= WHAT THE EXERCISE ASKS =
Check each line of the material below for the string "Phượng", then report how many lines have it, and nothing else.

───── THE DATA ─────

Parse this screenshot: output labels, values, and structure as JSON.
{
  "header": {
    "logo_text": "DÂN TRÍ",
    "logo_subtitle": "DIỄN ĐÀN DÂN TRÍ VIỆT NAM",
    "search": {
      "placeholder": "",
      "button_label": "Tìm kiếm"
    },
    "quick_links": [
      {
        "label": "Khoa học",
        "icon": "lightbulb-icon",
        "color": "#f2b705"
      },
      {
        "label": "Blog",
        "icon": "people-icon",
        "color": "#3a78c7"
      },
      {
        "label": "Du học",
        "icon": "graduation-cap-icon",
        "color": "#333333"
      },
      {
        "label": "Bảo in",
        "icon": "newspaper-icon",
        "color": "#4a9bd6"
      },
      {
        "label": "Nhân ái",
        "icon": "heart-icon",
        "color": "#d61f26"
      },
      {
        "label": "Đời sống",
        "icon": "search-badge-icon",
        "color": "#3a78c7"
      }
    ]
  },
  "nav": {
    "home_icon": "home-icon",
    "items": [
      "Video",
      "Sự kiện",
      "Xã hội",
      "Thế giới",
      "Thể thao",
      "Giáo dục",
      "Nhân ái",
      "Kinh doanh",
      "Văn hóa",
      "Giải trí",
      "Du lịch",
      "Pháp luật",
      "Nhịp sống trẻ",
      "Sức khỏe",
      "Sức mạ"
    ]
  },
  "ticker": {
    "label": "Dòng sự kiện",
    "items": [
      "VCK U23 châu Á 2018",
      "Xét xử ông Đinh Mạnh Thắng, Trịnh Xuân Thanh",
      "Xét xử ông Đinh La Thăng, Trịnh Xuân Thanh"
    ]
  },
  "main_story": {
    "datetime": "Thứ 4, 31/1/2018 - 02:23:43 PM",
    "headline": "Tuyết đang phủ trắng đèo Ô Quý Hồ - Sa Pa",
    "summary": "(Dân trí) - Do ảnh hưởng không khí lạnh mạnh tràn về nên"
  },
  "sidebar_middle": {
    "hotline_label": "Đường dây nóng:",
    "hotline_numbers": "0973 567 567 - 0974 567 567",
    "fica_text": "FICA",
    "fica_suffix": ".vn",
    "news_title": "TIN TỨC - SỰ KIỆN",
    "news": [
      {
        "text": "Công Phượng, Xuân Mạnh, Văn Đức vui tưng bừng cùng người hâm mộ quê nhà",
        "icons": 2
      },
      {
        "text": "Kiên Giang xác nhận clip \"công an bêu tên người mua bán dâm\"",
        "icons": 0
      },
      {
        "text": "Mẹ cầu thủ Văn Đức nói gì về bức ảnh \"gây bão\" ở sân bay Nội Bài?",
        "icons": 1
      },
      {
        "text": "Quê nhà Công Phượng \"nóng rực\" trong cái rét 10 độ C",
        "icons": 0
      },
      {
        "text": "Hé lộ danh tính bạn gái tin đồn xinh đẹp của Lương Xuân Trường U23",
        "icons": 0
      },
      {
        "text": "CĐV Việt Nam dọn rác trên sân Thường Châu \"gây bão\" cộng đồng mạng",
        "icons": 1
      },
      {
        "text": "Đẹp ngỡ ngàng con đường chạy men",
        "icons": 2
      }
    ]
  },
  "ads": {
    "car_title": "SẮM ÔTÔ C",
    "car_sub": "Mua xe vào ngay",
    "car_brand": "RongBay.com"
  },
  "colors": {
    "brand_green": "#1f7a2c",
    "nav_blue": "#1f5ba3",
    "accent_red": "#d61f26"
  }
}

─────

= FULL RESPONSE =
2